"""

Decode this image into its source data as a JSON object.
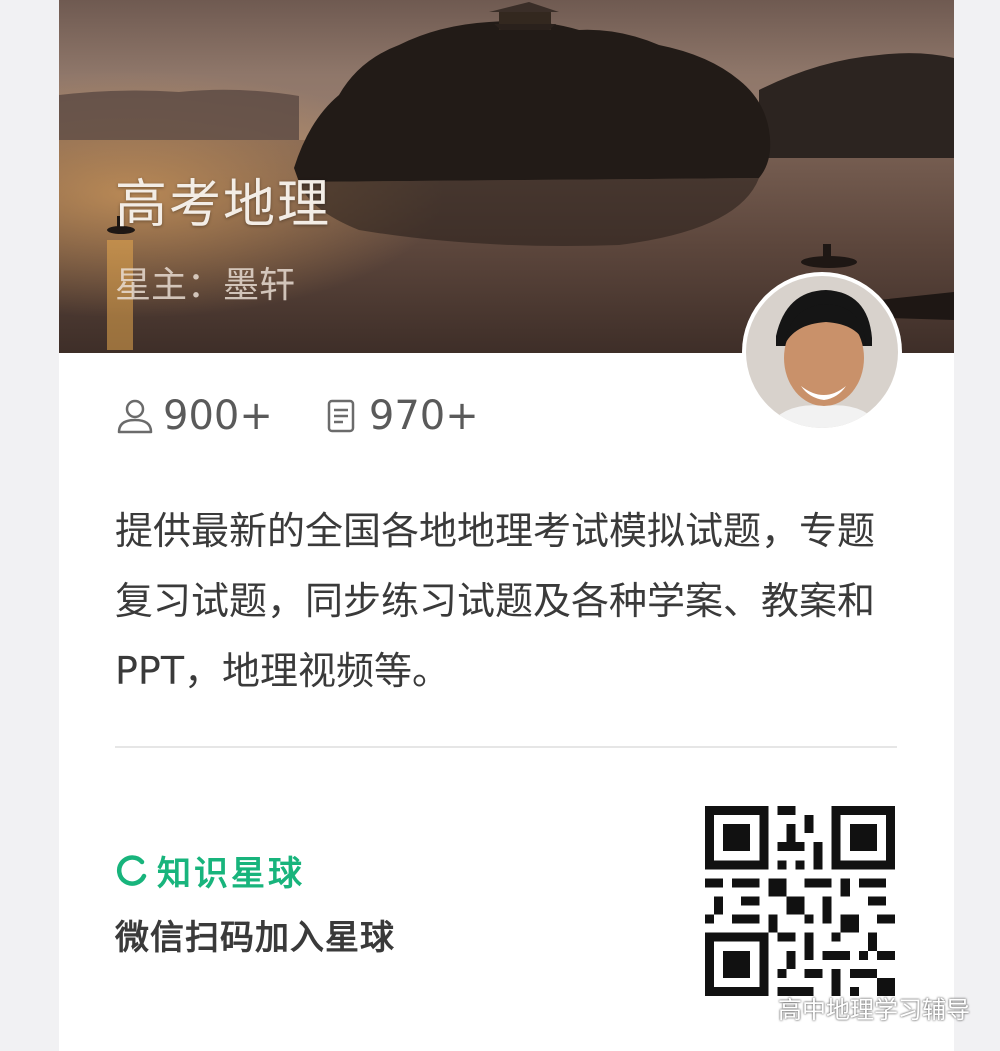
{
  "banner": {
    "title": "高考地理",
    "owner": "星主：墨轩"
  },
  "stats": {
    "members": "900+",
    "posts": "970+"
  },
  "description": "提供最新的全国各地地理考试模拟试题，专题复习试题，同步练习试题及各种学案、教案和PPT，地理视频等。",
  "footer": {
    "brand": "知识星球",
    "join_text": "微信扫码加入星球"
  },
  "watermark": "高中地理学习辅导",
  "colors": {
    "brand_green": "#18b47c",
    "text_main": "#3a3a3a",
    "text_muted": "#5a5a5a"
  },
  "icons": {
    "members": "person-icon",
    "posts": "document-icon",
    "brand": "zsxq-logo-icon",
    "watermark": "wechat-icon"
  }
}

"""

## Problem statement
Search the records above for "watermark". Copy each line where it is found.

## Exercise answer
  "watermark": "高中地理学习辅导",
    "watermark": "wechat-icon"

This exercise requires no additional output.